Records from a data collection:
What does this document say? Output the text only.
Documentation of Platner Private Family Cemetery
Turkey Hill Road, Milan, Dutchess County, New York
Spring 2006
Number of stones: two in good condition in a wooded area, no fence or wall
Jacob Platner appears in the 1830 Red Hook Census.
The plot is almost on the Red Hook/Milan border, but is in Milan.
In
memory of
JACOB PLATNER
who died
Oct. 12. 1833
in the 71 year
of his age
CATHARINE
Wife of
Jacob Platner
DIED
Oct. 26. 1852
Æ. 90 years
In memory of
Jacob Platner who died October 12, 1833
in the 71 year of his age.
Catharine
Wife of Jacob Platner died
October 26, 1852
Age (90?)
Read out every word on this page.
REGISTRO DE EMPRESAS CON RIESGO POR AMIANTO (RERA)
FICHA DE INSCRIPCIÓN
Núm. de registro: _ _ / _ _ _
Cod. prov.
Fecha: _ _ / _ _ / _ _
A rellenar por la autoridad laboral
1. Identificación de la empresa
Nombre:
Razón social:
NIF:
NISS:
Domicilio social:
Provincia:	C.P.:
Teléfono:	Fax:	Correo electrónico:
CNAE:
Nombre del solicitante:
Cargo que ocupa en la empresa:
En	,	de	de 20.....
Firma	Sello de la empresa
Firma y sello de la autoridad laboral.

--

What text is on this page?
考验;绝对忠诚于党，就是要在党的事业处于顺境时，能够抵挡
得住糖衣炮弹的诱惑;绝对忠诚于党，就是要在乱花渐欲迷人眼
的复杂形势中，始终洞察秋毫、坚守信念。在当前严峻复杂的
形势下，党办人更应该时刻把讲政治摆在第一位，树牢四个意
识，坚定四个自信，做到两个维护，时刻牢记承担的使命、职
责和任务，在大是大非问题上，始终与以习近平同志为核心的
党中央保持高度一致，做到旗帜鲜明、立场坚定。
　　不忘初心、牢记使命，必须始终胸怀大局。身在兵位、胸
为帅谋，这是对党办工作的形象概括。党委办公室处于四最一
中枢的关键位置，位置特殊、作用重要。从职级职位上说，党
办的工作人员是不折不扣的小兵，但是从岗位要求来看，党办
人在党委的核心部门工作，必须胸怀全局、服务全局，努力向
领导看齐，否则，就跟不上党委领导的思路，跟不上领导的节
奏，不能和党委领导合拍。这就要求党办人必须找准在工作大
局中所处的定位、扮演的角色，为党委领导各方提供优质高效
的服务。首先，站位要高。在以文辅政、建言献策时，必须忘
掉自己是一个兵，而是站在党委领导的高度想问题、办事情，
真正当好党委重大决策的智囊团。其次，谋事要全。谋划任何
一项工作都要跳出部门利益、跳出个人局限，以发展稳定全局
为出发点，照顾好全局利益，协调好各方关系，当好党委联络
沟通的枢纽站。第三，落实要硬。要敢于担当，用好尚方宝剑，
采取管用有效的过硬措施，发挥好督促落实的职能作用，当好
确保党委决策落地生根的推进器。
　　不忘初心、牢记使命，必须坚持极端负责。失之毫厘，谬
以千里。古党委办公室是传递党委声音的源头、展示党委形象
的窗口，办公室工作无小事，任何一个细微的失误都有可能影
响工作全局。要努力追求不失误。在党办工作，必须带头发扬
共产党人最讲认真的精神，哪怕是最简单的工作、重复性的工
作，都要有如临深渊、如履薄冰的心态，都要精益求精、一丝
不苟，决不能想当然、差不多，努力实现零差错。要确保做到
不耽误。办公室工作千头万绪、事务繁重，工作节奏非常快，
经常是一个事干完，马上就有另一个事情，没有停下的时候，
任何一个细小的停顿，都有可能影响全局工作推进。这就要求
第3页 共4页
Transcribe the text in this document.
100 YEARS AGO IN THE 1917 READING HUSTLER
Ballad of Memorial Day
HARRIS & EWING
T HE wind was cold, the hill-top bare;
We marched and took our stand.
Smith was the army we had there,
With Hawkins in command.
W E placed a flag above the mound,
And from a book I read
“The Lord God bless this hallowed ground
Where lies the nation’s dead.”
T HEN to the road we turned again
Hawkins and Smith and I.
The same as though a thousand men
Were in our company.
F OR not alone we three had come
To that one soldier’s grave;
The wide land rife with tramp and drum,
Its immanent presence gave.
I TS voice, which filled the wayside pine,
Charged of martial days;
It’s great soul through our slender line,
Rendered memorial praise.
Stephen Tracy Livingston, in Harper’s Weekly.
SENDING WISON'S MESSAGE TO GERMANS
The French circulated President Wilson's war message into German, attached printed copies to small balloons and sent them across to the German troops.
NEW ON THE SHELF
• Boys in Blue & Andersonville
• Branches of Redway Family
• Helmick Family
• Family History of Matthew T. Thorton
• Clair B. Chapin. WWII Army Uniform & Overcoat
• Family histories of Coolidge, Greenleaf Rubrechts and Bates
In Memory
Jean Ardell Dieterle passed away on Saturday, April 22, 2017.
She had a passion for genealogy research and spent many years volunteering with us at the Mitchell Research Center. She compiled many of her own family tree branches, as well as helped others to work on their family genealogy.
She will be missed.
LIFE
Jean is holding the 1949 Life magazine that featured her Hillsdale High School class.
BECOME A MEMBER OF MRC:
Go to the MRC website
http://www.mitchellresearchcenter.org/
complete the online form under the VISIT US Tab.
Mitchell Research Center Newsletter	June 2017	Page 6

...

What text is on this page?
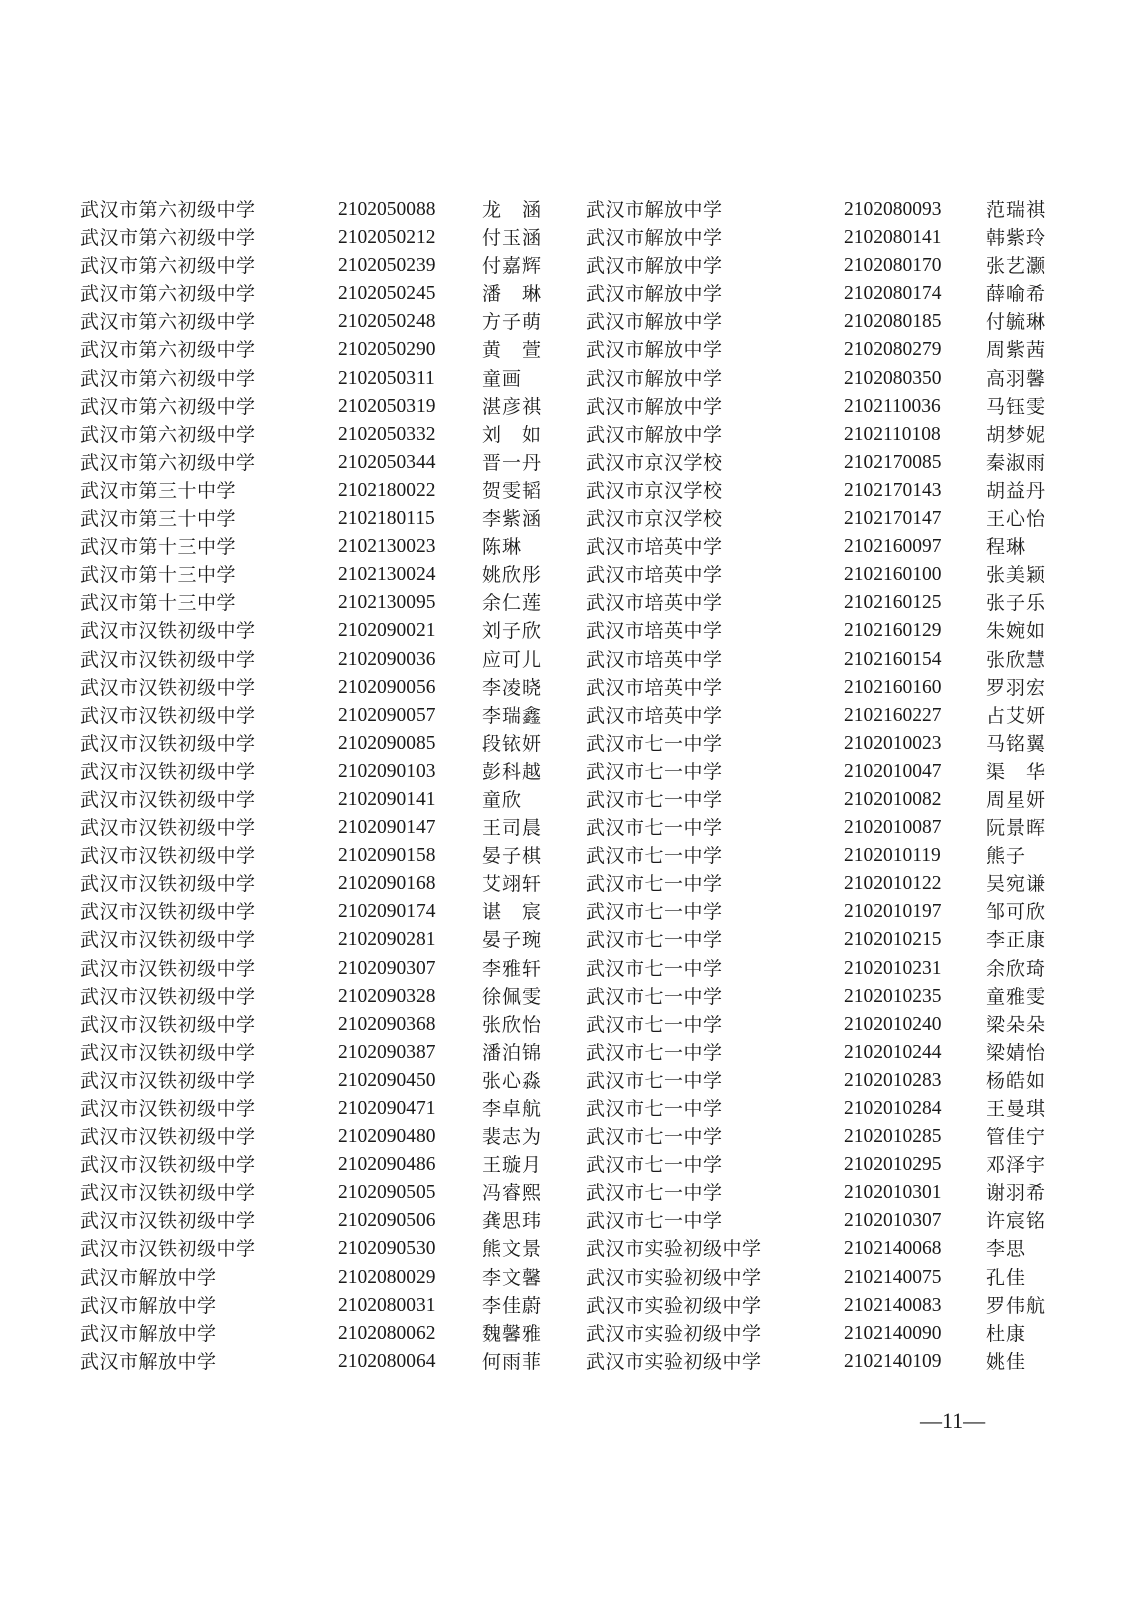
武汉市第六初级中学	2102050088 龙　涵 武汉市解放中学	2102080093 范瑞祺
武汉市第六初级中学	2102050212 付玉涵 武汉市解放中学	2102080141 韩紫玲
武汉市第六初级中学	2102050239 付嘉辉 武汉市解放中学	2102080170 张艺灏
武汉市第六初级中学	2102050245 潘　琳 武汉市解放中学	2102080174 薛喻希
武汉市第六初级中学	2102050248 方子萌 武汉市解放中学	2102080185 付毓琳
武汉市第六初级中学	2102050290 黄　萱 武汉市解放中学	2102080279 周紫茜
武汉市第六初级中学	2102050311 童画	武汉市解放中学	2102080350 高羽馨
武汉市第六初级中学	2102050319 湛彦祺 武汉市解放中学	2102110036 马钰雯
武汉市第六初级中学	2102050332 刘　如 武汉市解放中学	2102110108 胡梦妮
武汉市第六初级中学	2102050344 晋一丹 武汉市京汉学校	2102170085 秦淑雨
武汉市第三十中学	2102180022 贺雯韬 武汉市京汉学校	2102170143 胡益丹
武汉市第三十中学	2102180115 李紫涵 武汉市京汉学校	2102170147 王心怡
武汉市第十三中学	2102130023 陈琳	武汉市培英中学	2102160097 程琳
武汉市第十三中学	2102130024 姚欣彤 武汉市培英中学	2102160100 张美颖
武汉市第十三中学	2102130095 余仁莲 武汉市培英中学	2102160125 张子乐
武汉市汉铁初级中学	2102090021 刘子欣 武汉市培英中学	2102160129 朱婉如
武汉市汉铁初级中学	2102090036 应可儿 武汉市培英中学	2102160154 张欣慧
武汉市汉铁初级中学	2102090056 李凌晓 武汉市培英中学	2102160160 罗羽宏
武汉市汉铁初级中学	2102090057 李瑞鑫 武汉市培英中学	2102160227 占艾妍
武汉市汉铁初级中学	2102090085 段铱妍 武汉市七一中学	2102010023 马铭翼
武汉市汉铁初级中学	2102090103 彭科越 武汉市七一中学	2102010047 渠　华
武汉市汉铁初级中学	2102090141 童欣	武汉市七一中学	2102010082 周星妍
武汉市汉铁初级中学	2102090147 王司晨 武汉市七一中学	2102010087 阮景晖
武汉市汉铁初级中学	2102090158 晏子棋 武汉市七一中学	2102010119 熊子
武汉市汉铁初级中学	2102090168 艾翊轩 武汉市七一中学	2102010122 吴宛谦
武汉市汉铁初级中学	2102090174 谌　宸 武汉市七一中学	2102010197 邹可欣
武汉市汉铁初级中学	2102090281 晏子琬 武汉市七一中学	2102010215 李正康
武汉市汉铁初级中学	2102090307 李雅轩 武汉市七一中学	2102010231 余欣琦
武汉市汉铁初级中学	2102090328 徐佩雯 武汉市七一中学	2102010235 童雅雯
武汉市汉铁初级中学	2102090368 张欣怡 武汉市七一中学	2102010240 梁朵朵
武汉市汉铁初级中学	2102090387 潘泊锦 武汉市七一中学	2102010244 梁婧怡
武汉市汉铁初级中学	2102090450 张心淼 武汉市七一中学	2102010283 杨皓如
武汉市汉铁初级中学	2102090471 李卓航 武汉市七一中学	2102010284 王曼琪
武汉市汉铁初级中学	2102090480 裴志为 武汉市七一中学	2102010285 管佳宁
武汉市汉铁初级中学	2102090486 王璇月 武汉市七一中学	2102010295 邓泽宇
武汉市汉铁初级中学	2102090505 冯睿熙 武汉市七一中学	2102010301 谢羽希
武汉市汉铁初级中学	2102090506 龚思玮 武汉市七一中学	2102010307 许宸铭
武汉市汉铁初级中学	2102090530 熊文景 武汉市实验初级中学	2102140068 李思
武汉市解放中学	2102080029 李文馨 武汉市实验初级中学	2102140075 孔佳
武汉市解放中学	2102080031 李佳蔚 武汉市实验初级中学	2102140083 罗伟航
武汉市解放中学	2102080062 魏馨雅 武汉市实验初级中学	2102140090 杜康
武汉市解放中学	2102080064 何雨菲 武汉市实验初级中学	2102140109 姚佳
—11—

-- CHALLENGE --
Tally how many lines of the records hold the word "武汉市实验初级中学". Answer with the number only.

-- ANSWER --
5